*Stated exercise*. Identify all lines below that hold "ccard" and collect them.

*Source records*.
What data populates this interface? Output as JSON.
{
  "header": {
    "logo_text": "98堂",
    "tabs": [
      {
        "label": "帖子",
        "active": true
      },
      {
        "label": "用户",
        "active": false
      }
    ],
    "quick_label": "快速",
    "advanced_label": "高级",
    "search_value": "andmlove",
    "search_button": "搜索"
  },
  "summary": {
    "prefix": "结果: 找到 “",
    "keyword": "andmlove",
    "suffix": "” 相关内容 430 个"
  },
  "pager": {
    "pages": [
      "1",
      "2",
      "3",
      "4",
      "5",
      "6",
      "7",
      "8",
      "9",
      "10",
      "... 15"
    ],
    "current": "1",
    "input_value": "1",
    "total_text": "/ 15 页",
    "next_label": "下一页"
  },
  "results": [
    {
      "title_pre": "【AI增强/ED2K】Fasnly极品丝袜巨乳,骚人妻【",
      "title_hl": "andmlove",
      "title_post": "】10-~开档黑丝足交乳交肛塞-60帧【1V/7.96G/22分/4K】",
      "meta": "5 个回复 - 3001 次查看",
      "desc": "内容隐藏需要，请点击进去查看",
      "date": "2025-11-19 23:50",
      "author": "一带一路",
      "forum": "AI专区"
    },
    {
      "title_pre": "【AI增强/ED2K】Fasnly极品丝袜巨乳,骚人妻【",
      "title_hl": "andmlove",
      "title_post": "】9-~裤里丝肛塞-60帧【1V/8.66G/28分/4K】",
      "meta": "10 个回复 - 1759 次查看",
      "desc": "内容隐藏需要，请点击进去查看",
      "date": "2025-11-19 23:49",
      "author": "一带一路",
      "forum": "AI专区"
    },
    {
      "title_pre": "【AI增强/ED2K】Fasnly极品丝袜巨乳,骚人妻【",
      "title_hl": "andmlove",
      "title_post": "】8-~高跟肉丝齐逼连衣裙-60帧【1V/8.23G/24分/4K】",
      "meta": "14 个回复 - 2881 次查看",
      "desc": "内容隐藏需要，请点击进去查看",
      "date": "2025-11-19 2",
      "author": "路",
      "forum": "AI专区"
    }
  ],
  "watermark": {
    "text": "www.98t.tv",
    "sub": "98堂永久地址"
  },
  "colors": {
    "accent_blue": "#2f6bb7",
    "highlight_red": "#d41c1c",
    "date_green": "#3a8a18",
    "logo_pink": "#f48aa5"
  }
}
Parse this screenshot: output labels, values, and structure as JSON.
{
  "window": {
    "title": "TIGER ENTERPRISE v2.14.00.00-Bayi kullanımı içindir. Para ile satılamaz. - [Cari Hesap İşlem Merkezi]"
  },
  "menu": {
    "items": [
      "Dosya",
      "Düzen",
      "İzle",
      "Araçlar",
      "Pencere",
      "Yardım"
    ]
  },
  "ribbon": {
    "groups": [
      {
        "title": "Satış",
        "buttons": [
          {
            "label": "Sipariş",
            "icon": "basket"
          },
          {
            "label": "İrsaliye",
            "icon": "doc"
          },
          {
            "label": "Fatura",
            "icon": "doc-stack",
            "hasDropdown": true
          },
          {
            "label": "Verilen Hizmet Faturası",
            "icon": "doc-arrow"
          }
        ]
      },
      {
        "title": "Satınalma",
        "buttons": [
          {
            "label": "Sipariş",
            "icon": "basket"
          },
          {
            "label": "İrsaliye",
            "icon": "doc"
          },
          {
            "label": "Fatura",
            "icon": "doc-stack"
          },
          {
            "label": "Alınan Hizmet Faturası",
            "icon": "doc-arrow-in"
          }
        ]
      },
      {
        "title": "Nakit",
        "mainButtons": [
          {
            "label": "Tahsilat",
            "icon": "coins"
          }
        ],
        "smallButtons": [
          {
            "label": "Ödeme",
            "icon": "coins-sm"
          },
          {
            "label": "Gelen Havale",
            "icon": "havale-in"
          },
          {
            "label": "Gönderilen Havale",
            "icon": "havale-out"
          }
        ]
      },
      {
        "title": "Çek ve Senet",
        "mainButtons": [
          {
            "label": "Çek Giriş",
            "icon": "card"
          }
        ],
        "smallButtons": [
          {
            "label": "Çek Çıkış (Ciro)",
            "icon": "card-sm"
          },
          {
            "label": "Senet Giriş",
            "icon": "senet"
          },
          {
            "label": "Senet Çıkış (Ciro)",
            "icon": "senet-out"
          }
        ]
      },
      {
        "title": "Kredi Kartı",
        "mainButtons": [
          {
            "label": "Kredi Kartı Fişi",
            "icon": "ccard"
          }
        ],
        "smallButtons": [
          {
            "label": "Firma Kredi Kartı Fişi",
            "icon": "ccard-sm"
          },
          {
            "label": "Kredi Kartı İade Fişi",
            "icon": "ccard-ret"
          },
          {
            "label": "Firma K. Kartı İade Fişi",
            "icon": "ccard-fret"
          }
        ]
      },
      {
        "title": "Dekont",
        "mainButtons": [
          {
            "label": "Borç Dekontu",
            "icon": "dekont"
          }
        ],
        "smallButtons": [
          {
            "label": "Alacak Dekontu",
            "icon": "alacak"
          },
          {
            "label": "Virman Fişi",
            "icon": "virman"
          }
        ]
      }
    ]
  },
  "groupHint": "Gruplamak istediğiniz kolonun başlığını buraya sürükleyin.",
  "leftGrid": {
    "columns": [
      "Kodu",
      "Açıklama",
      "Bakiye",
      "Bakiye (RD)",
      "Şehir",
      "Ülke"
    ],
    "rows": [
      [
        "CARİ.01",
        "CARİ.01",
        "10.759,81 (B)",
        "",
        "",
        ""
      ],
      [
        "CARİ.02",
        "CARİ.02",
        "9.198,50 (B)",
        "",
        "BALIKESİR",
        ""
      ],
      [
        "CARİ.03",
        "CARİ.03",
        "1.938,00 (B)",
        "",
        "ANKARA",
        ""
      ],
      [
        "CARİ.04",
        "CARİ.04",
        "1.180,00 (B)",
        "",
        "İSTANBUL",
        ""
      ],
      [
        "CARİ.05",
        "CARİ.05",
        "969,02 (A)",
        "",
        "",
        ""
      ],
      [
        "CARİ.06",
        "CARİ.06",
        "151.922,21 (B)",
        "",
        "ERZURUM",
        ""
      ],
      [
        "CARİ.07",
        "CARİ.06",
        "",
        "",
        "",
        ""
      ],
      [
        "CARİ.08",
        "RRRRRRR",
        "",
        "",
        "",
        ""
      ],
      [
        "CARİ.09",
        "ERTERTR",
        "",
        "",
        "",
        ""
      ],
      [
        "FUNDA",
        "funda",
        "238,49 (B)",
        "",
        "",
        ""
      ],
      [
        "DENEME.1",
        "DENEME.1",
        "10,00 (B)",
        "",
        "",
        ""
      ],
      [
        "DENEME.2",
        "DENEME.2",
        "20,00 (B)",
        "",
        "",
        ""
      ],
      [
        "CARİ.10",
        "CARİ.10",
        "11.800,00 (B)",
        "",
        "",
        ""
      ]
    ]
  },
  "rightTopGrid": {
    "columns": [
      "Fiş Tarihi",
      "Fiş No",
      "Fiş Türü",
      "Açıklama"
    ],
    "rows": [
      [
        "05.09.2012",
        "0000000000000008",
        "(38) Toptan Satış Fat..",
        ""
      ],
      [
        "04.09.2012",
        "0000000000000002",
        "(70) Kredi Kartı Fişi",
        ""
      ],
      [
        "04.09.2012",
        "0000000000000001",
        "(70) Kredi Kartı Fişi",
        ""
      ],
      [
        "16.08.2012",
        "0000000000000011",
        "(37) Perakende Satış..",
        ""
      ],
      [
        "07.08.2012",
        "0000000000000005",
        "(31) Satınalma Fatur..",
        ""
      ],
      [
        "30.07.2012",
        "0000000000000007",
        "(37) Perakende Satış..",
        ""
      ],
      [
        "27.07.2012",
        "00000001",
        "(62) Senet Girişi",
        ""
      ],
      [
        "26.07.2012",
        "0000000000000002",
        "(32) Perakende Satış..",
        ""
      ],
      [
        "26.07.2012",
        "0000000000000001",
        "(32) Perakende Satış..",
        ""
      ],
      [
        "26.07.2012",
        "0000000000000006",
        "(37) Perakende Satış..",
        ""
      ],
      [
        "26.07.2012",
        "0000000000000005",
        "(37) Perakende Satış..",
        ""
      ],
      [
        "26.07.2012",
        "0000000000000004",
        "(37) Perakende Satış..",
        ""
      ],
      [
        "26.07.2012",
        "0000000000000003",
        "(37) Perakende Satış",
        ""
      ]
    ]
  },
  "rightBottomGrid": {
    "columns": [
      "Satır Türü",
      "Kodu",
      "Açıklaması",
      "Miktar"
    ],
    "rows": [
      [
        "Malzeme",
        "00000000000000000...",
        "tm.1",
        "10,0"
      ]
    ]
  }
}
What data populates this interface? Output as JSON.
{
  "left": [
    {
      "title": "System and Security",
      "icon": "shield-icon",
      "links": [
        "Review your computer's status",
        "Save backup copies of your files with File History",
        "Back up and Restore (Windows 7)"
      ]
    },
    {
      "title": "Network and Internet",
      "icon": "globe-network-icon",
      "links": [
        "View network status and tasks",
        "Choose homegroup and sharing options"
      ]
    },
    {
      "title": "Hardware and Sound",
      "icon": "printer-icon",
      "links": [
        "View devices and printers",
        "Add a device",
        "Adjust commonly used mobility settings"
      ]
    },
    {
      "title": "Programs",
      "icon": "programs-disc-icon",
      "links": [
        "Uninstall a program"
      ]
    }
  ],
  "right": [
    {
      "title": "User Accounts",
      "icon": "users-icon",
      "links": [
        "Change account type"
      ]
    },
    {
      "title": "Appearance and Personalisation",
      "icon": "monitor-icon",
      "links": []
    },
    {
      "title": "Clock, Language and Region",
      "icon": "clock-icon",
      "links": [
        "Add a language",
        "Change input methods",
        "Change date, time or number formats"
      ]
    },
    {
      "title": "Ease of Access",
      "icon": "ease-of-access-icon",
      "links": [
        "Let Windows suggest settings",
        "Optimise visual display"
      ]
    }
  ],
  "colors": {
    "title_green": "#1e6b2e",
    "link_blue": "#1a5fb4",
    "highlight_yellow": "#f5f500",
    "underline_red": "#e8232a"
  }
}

*The solution*.
            "icon": "ccard"
            "icon": "ccard-sm"
            "icon": "ccard-ret"
            "icon": "ccard-fret"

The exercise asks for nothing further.